▶ _Exercise task_
Every entry should be repeated exactly. Omit the pictures.

──────── Data for processing ────────

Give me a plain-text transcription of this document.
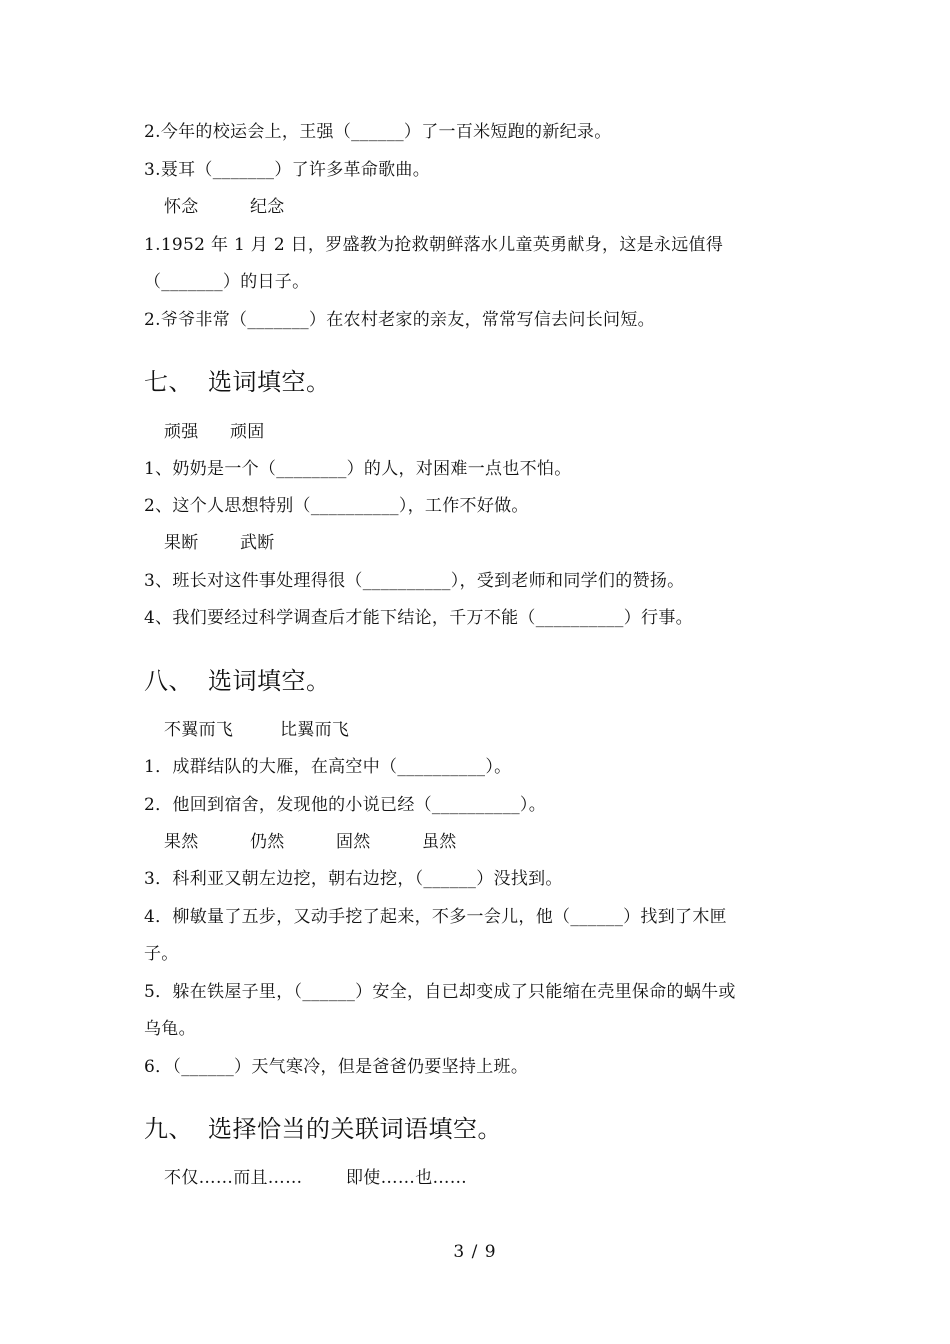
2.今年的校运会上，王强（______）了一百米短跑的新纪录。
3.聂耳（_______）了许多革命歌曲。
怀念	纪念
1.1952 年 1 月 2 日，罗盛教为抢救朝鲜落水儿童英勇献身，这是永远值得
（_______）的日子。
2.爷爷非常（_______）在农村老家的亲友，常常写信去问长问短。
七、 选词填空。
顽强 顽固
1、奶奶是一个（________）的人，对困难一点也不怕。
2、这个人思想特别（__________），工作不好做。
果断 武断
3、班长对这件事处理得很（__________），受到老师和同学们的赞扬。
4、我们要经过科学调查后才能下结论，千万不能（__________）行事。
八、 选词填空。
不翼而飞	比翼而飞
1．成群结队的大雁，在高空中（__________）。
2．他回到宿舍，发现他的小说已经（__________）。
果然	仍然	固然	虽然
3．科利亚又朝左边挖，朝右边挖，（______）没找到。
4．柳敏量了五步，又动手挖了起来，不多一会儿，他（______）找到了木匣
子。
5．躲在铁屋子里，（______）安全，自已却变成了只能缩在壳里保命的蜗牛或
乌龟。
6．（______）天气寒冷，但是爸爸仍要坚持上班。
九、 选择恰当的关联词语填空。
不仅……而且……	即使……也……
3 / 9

────────

▶ _Solution to this problem_
Give me a plain-text transcription of this document.
2.今年的校运会上，王强（______）了一百米短跑的新纪录。
3.聂耳（_______）了许多革命歌曲。
怀念	纪念
1.1952 年 1 月 2 日，罗盛教为抢救朝鲜落水儿童英勇献身，这是永远值得
（_______）的日子。
2.爷爷非常（_______）在农村老家的亲友，常常写信去问长问短。
七、 选词填空。
顽强 顽固
1、奶奶是一个（________）的人，对困难一点也不怕。
2、这个人思想特别（__________），工作不好做。
果断 武断
3、班长对这件事处理得很（__________），受到老师和同学们的赞扬。
4、我们要经过科学调查后才能下结论，千万不能（__________）行事。
八、 选词填空。
不翼而飞	比翼而飞
1．成群结队的大雁，在高空中（__________）。
2．他回到宿舍，发现他的小说已经（__________）。
果然	仍然	固然	虽然
3．科利亚又朝左边挖，朝右边挖，（______）没找到。
4．柳敏量了五步，又动手挖了起来，不多一会儿，他（______）找到了木匣
子。
5．躲在铁屋子里，（______）安全，自已却变成了只能缩在壳里保命的蜗牛或
乌龟。
6．（______）天气寒冷，但是爸爸仍要坚持上班。
九、 选择恰当的关联词语填空。
不仅……而且……	即使……也……
3 / 9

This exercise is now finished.